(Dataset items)
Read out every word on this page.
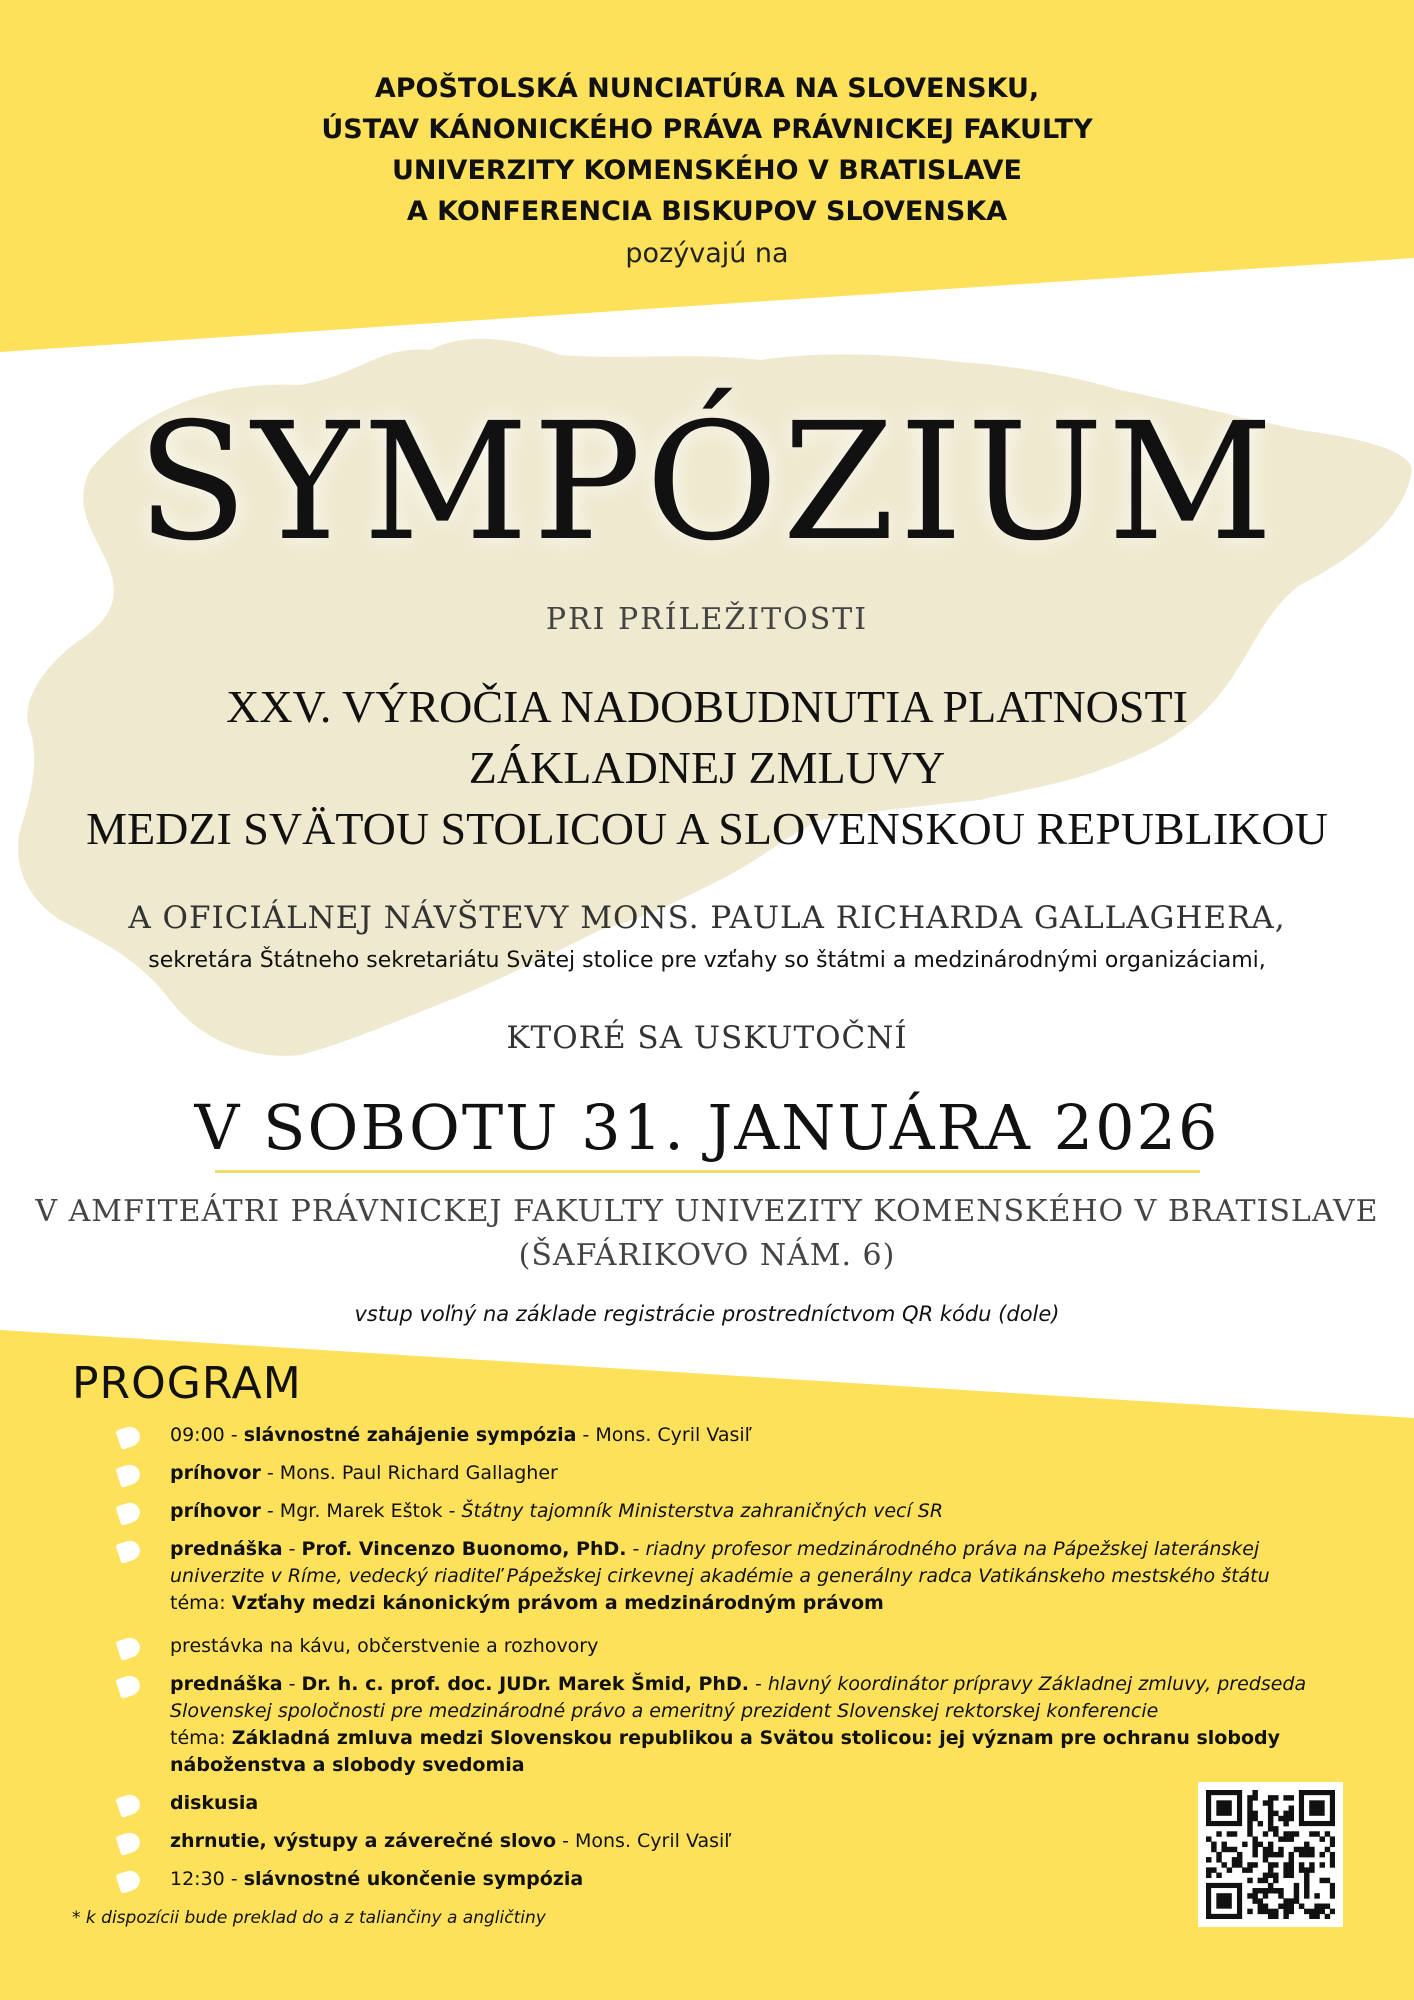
APOŠTOLSKÁ NUNCIATÚRA NA SLOVENSKU,
ÚSTAV KÁNONICKÉHO PRÁVA PRÁVNICKEJ FAKULTY
UNIVERZITY KOMENSKÉHO V BRATISLAVE
A KONFERENCIA BISKUPOV SLOVENSKA
pozývajú na
SYMPÓZIUM
PRI PRÍLEŽITOSTI
XXV. VÝROČIA NADOBUDNUTIA PLATNOSTI
ZÁKLADNEJ ZMLUVY
MEDZI SVÄTOU STOLICOU A SLOVENSKOU REPUBLIKOU
A OFICIÁLNEJ NÁVŠTEVY MONS. PAULA RICHARDA GALLAGHERA,
sekretára Štátneho sekretariátu Svätej stolice pre vzťahy so štátmi a medzinárodnými organizáciami,
KTORÉ SA USKUTOČNÍ
V SOBOTU 31. JANUÁRA 2026
V AMFITEÁTRI PRÁVNICKEJ FAKULTY UNIVEZITY KOMENSKÉHO V BRATISLAVE
(ŠAFÁRIKOVO NÁM. 6)
vstup voľný na základe registrácie prostredníctvom QR kódu (dole)
PROGRAM
09:00 - slávnostné zahájenie sympózia - Mons. Cyril Vasiľ
príhovor - Mons. Paul Richard Gallagher
príhovor - Mgr. Marek Eštok - Štátny tajomník Ministerstva zahraničných vecí SR
prednáška - Prof. Vincenzo Buonomo, PhD. - riadny profesor medzinárodného práva na Pápežskej lateránskej univerzite v Ríme, vedecký riaditeľ Pápežskej cirkevnej akadémie a generálny radca Vatikánskeho mestského štátu
téma: Vzťahy medzi kánonickým právom a medzinárodným právom
prestávka na kávu, občerstvenie a rozhovory
prednáška - Dr. h. c. prof. doc. JUDr. Marek Šmid, PhD. - hlavný koordinátor prípravy Základnej zmluvy, predseda Slovenskej spoločnosti pre medzinárodné právo a emeritný prezident Slovenskej rektorskej konferencie
téma: Základná zmluva medzi Slovenskou republikou a Svätou stolicou: jej význam pre ochranu slobody náboženstva a slobody svedomia
diskusia
zhrnutie, výstupy a záverečné slovo - Mons. Cyril Vasiľ
12:30 - slávnostné ukončenie sympózia
* k dispozícii bude preklad do a z taliančiny a angličtiny
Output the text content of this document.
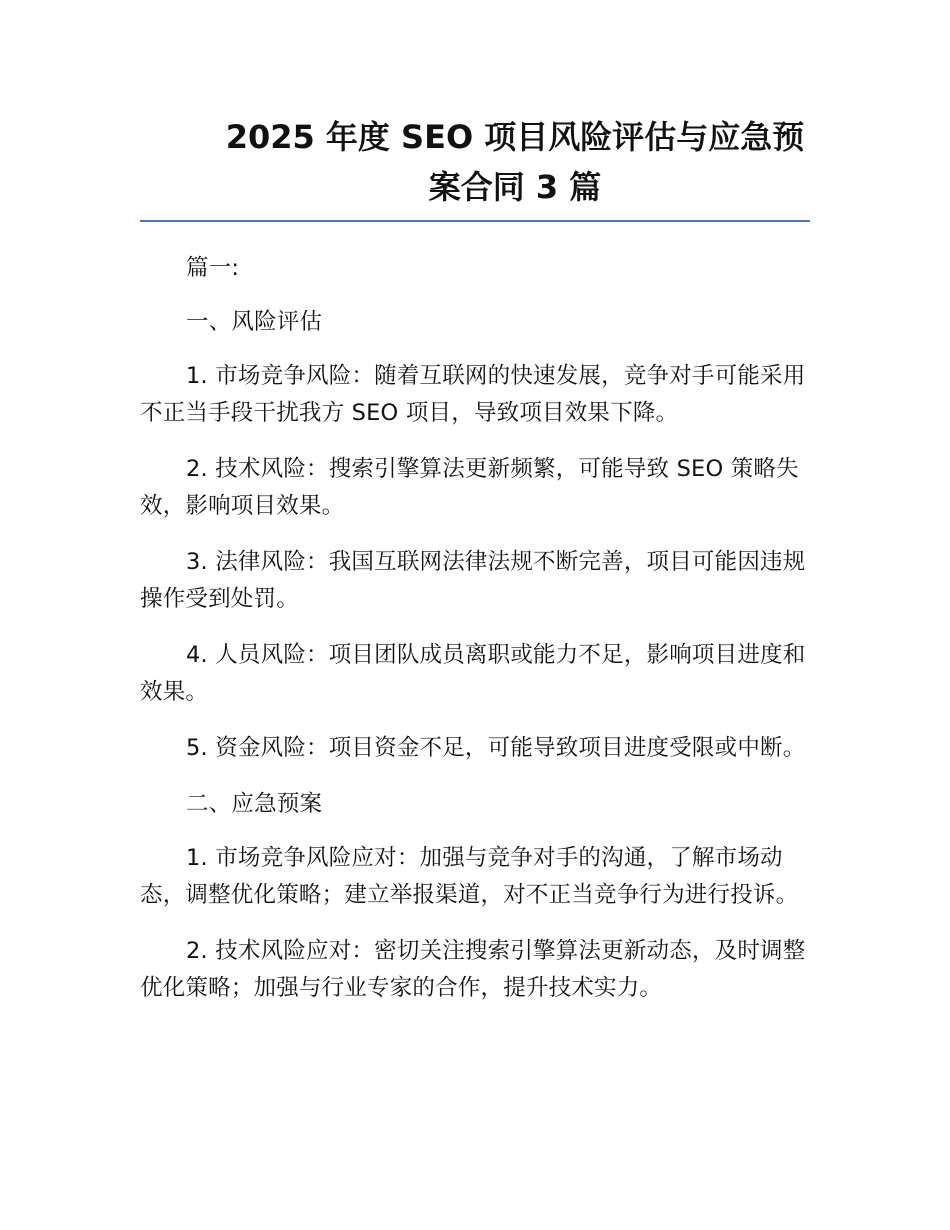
2025 年度 SEO 项目风险评估与应急预案合同 3 篇

篇一:

一、风险评估

1. 市场竞争风险：随着互联网的快速发展，竞争对手可能采用不正当手段干扰我方 SEO 项目，导致项目效果下降。

2. 技术风险：搜索引擎算法更新频繁，可能导致 SEO 策略失效，影响项目效果。

3. 法律风险：我国互联网法律法规不断完善，项目可能因违规操作受到处罚。

4. 人员风险：项目团队成员离职或能力不足，影响项目进度和效果。

5. 资金风险：项目资金不足，可能导致项目进度受限或中断。

二、应急预案

1. 市场竞争风险应对：加强与竞争对手的沟通，了解市场动态，调整优化策略；建立举报渠道，对不正当竞争行为进行投诉。

2. 技术风险应对：密切关注搜索引擎算法更新动态，及时调整优化策略；加强与行业专家的合作，提升技术实力。
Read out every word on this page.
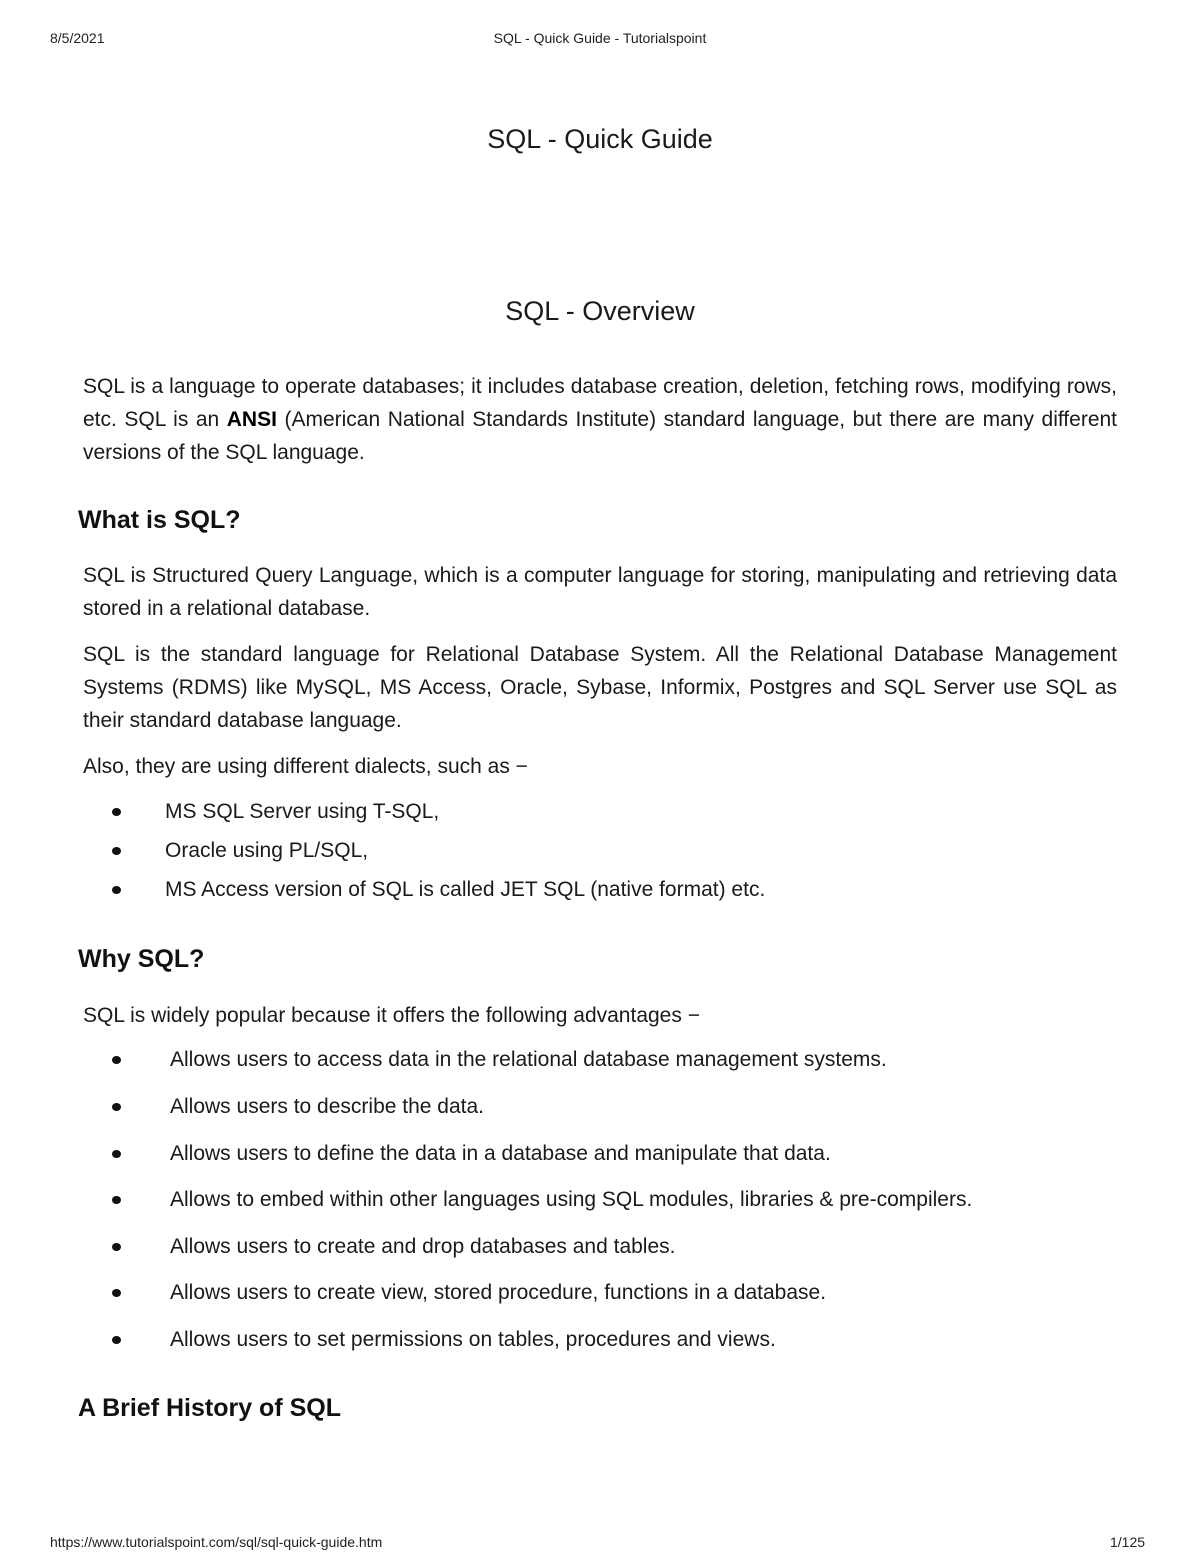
8/5/2021	SQL - Quick Guide - Tutorialspoint
SQL - Quick Guide
SQL - Overview

SQL is a language to operate databases; it includes database creation, deletion, fetching rows, modifying rows, etc. SQL is an ANSI (American National Standards Institute) standard language, but there are many different versions of the SQL language.

What is SQL?

SQL is Structured Query Language, which is a computer language for storing, manipulating and retrieving data stored in a relational database.

SQL is the standard language for Relational Database System. All the Relational Database Management Systems (RDMS) like MySQL, MS Access, Oracle, Sybase, Informix, Postgres and SQL Server use SQL as their standard database language.

Also, they are using different dialects, such as −

MS SQL Server using T-SQL,
Oracle using PL/SQL,
MS Access version of SQL is called JET SQL (native format) etc.
Why SQL?

SQL is widely popular because it offers the following advantages −

Allows users to access data in the relational database management systems.
Allows users to describe the data.
Allows users to define the data in a database and manipulate that data.
Allows to embed within other languages using SQL modules, libraries & pre-compilers.
Allows users to create and drop databases and tables.
Allows users to create view, stored procedure, functions in a database.
Allows users to set permissions on tables, procedures and views.
A Brief History of SQL
https://www.tutorialspoint.com/sql/sql-quick-guide.htm	1/125
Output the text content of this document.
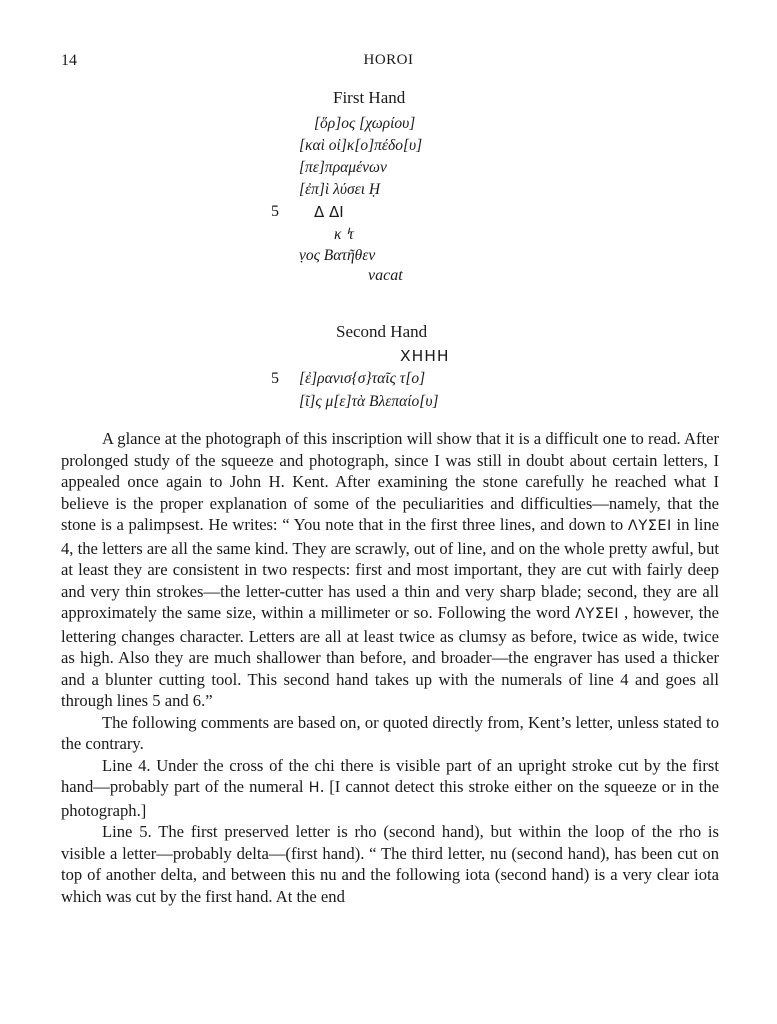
14	HOROI
First Hand
[ὅρ]ος [χωρίου]
[καὶ οἰ]κ[ο]πέδο[υ]
[πε]πραμένων
[ἐπ]ὶ λύσει Ḥ
5 Δ ΔΙ
κ ᑊτ
ṿος Βατῆθεν
vacat
Second Hand
XHHH
5 [ἐ]ρανισ{σ}ταῖς τ[ο]
[ῖ]ς μ[ε]τὰ Βλεπαίο[υ]

A glance at the photograph of this inscription will show that it is a difficult one to read. After prolonged study of the squeeze and photograph, since I was still in doubt about certain letters, I appealed once again to John H. Kent. After examining the stone carefully he reached what I believe is the proper explanation of some of the peculiarities and difficulties—namely, that the stone is a palimpsest. He writes: “ You note that in the first three lines, and down to ΛΥΣΕΙ in line 4, the letters are all the same kind. They are scrawly, out of line, and on the whole pretty awful, but at least they are consistent in two respects: first and most important, they are cut with fairly deep and very thin strokes—the letter-cutter has used a thin and very sharp blade; second, they are all approximately the same size, within a millimeter or so. Following the word ΛΥΣΕΙ , however, the lettering changes character. Letters are all at least twice as clumsy as before, twice as wide, twice as high. Also they are much shallower than before, and broader—the engraver has used a thicker and a blunter cutting tool. This second hand takes up with the numerals of line 4 and goes all through lines 5 and 6.”

The following comments are based on, or quoted directly from, Kent’s letter, unless stated to the contrary.

Line 4. Under the cross of the chi there is visible part of an upright stroke cut by the first hand—probably part of the numeral H. [I cannot detect this stroke either on the squeeze or in the photograph.]

Line 5. The first preserved letter is rho (second hand), but within the loop of the rho is visible a letter—probably delta—(first hand). “ The third letter, nu (second hand), has been cut on top of another delta, and between this nu and the following iota (second hand) is a very clear iota which was cut by the first hand. At the end
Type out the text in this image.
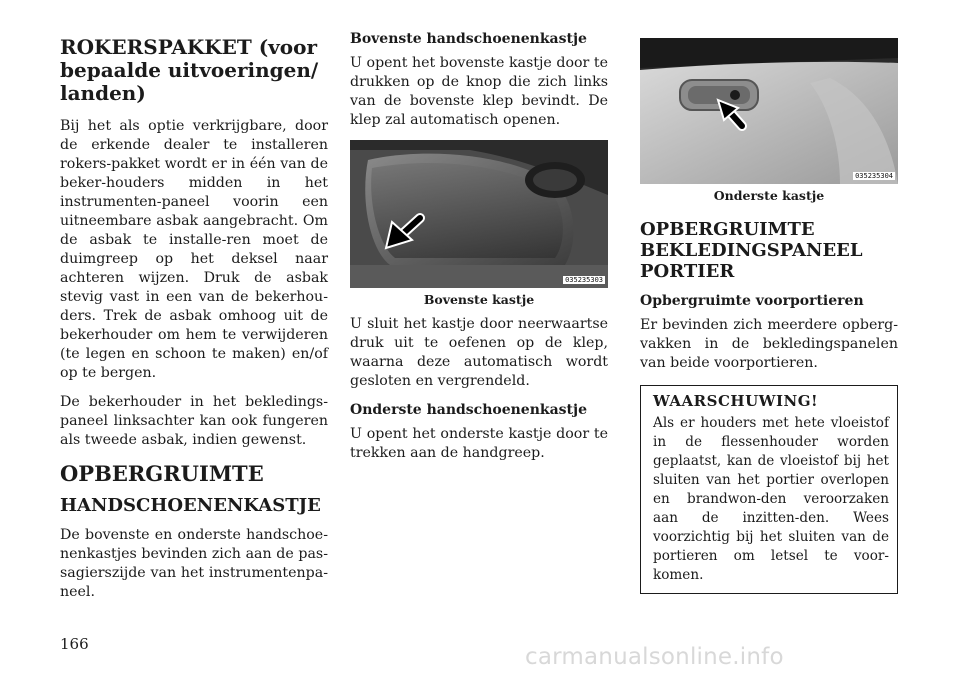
ROKERSPAKKET (voor bepaalde uitvoeringen/ landen)

Bij het als optie verkrijgbare, door de erkende dealer te installeren rokers-pakket wordt er in één van de beker-houders midden in het instrumenten-paneel voorin een uitneembare asbak aangebracht. Om de asbak te installe-ren moet de duimgreep op het deksel naar achteren wijzen. Druk de asbak stevig vast in een van de bekerhou-ders. Trek de asbak omhoog uit de bekerhouder om hem te verwijderen (te legen en schoon te maken) en/of op te bergen.

De bekerhouder in het bekledings-paneel linksachter kan ook fungeren als tweede asbak, indien gewenst.

OPBERGRUIMTE
HANDSCHOENENKASTJE

De bovenste en onderste handschoe-nenkastjes bevinden zich aan de pas-sagierszijde van het instrumentenpa-neel.

Bovenste handschoenenkastje

U opent het bovenste kastje door te drukken op de knop die zich links van de bovenste klep bevindt. De klep zal automatisch openen.

035235303
Bovenste kastje

U sluit het kastje door neerwaartse druk uit te oefenen op de klep, waarna deze automatisch wordt gesloten en vergrendeld.

Onderste handschoenenkastje

U opent het onderste kastje door te trekken aan de handgreep.

035235304
Onderste kastje
OPBERGRUIMTE BEKLEDINGSPANEEL PORTIER
Opbergruimte voorportieren

Er bevinden zich meerdere opberg-vakken in de bekledingspanelen van beide voorportieren.

WAARSCHUWING!

Als er houders met hete vloeistof in de flessenhouder worden geplaatst, kan de vloeistof bij het sluiten van het portier overlopen en brandwon-den veroorzaken aan de inzitten-den. Wees voorzichtig bij het sluiten van de portieren om letsel te voor-komen.

166	carmanualsonline.info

WHAT IS EXPECTED: Extract all lines of the records above that include "Kent".

OUTPUT OF THE TASK:
A glance at the photograph of this inscription will show that it is a difficult one to read. After prolonged study of the squeeze and photograph, since I was still in doubt about certain letters, I appealed once again to John H. Kent. After examining the stone carefully he reached what I believe is the proper explanation of some of the peculiarities and difficulties—namely, that the stone is a palimpsest. He writes: “ You note that in the first three lines, and down to ΛΥΣΕΙ in line 4, the letters are all the same kind. They are scrawly, out of line, and on the whole pretty awful, but at least they are consistent in two respects: first and most important, they are cut with fairly deep and very thin strokes—the letter-cutter has used a thin and very sharp blade; second, they are all approximately the same size, within a millimeter or so. Following the word ΛΥΣΕΙ , however, the lettering changes character. Letters are all at least twice as clumsy as before, twice as wide, twice as high. Also they are much shallower than before, and broader—the engraver has used a thicker and a blunter cutting tool. This second hand takes up with the numerals of line 4 and goes all through lines 5 and 6.”
The following comments are based on, or quoted directly from, Kent’s letter, unless stated to the contrary.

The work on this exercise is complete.